• [WHAT TO WORK ON]:
Transcribe all of the material below word for word and leave out its pictures.

• [EXERCISE DATA]:
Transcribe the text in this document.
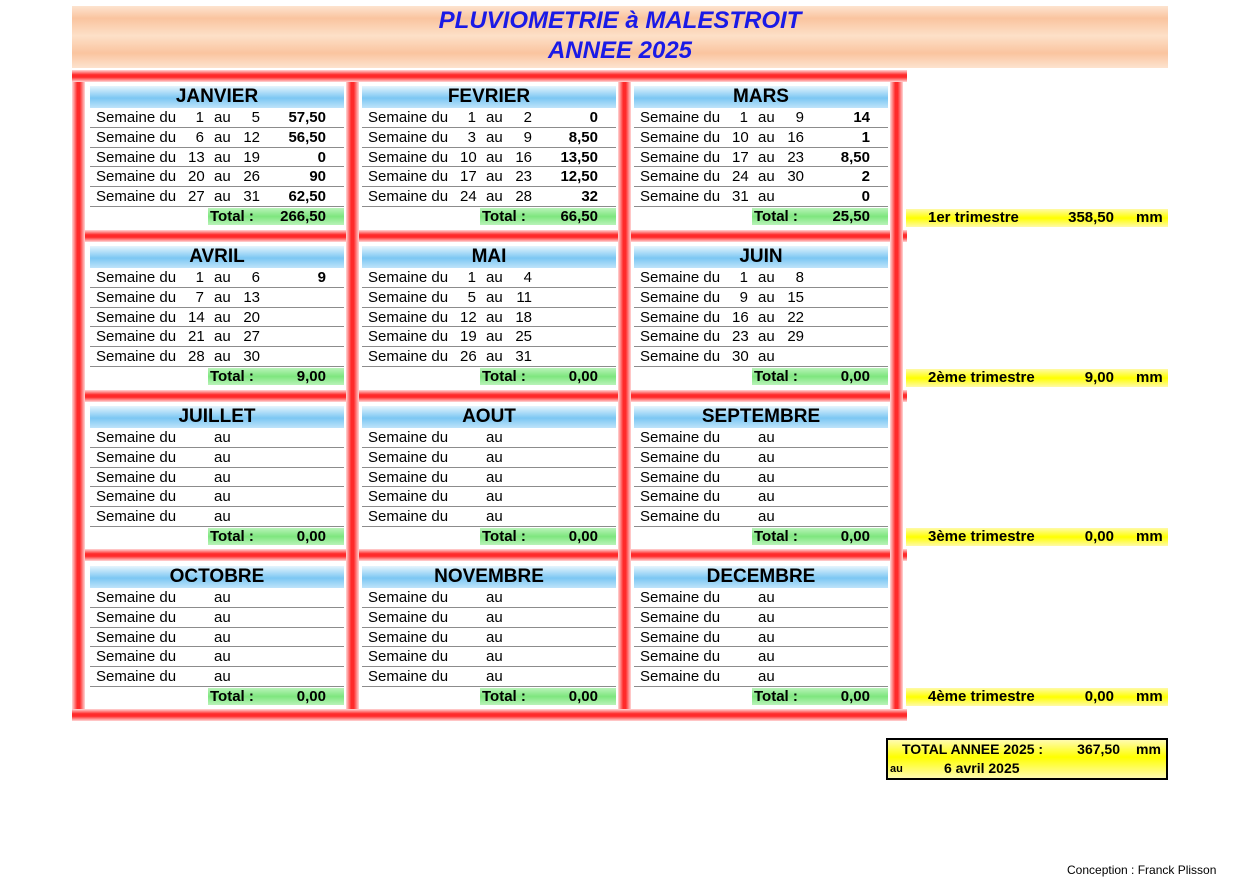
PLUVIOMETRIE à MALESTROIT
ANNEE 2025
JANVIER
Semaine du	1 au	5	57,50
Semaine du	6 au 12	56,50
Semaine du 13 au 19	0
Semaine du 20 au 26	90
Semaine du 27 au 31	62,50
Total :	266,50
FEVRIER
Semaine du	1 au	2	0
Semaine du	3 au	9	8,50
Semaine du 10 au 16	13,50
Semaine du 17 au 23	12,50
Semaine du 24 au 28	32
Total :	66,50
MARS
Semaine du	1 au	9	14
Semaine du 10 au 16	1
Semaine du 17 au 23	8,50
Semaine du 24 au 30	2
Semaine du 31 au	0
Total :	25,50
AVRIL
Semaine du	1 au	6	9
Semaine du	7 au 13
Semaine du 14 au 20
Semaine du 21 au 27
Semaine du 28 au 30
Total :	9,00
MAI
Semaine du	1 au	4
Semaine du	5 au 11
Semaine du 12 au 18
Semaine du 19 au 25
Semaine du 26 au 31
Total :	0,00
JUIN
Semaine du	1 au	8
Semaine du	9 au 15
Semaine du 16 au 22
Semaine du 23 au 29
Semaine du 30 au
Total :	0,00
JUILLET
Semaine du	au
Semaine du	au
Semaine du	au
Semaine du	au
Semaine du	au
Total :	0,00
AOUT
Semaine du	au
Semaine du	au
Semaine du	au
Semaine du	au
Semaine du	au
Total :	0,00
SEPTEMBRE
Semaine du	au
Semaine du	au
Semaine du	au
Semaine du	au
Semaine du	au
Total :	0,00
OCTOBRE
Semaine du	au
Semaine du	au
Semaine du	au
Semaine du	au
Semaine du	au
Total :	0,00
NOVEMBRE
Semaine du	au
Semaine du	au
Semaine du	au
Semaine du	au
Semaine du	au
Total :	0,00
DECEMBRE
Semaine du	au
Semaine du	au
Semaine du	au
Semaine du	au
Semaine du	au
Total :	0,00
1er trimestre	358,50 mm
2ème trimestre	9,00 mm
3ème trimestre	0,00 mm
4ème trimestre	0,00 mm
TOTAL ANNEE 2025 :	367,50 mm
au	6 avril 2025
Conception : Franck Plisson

• [THE REPLY]:
Transcribe the text in this document.
PLUVIOMETRIE à MALESTROIT
ANNEE 2025
JANVIER
Semaine du	1 au	5	57,50
Semaine du	6 au 12	56,50
Semaine du 13 au 19	0
Semaine du 20 au 26	90
Semaine du 27 au 31	62,50
Total :	266,50
FEVRIER
Semaine du	1 au	2	0
Semaine du	3 au	9	8,50
Semaine du 10 au 16	13,50
Semaine du 17 au 23	12,50
Semaine du 24 au 28	32
Total :	66,50
MARS
Semaine du	1 au	9	14
Semaine du 10 au 16	1
Semaine du 17 au 23	8,50
Semaine du 24 au 30	2
Semaine du 31 au	0
Total :	25,50
AVRIL
Semaine du	1 au	6	9
Semaine du	7 au 13
Semaine du 14 au 20
Semaine du 21 au 27
Semaine du 28 au 30
Total :	9,00
MAI
Semaine du	1 au	4
Semaine du	5 au 11
Semaine du 12 au 18
Semaine du 19 au 25
Semaine du 26 au 31
Total :	0,00
JUIN
Semaine du	1 au	8
Semaine du	9 au 15
Semaine du 16 au 22
Semaine du 23 au 29
Semaine du 30 au
Total :	0,00
JUILLET
Semaine du	au
Semaine du	au
Semaine du	au
Semaine du	au
Semaine du	au
Total :	0,00
AOUT
Semaine du	au
Semaine du	au
Semaine du	au
Semaine du	au
Semaine du	au
Total :	0,00
SEPTEMBRE
Semaine du	au
Semaine du	au
Semaine du	au
Semaine du	au
Semaine du	au
Total :	0,00
OCTOBRE
Semaine du	au
Semaine du	au
Semaine du	au
Semaine du	au
Semaine du	au
Total :	0,00
NOVEMBRE
Semaine du	au
Semaine du	au
Semaine du	au
Semaine du	au
Semaine du	au
Total :	0,00
DECEMBRE
Semaine du	au
Semaine du	au
Semaine du	au
Semaine du	au
Semaine du	au
Total :	0,00
1er trimestre	358,50 mm
2ème trimestre	9,00 mm
3ème trimestre	0,00 mm
4ème trimestre	0,00 mm
TOTAL ANNEE 2025 :	367,50 mm
au	6 avril 2025
Conception : Franck Plisson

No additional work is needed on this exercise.